> [Material for this task]
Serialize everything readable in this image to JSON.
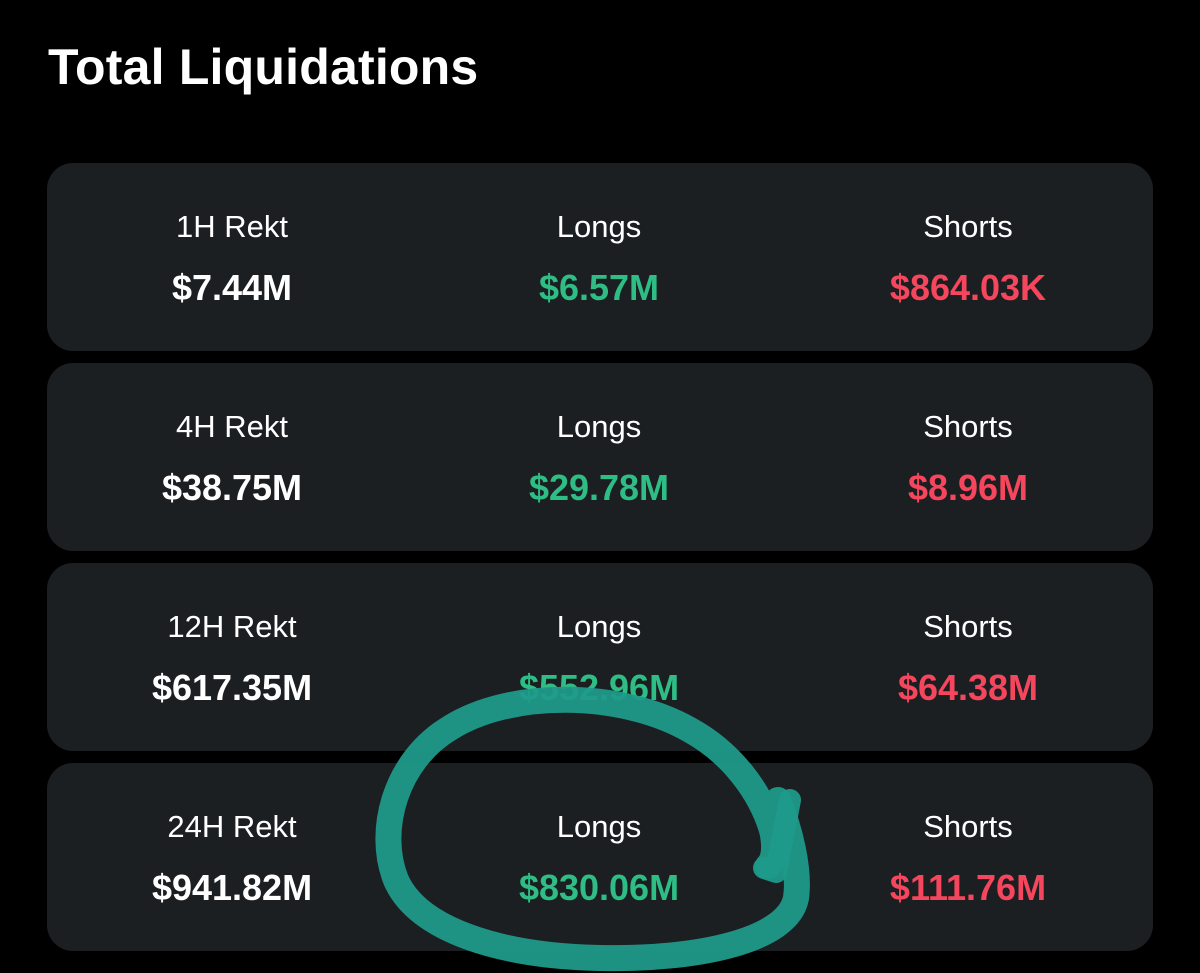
{
  "title": "Total Liquidations",
  "colors": {
    "background": "#000000",
    "card": "#1c1f22",
    "total": "#ffffff",
    "longs": "#2ebd85",
    "shorts": "#f6465d",
    "annotation": "#1f9a8a"
  },
  "rows": [
    {
      "period": "1H Rekt",
      "total": "$7.44M",
      "longs_label": "Longs",
      "longs": "$6.57M",
      "shorts_label": "Shorts",
      "shorts": "$864.03K"
    },
    {
      "period": "4H Rekt",
      "total": "$38.75M",
      "longs_label": "Longs",
      "longs": "$29.78M",
      "shorts_label": "Shorts",
      "shorts": "$8.96M"
    },
    {
      "period": "12H Rekt",
      "total": "$617.35M",
      "longs_label": "Longs",
      "longs": "$552.96M",
      "shorts_label": "Shorts",
      "shorts": "$64.38M"
    },
    {
      "period": "24H Rekt",
      "total": "$941.82M",
      "longs_label": "Longs",
      "longs": "$830.06M",
      "shorts_label": "Shorts",
      "shorts": "$111.76M"
    }
  ]
}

> [Exercise]
Search the preceding listing for the word "Rekt" and pull out every line that holds it.

> [Answer to the problem]
      "period": "1H Rekt",
      "period": "4H Rekt",
      "period": "12H Rekt",
      "period": "24H Rekt",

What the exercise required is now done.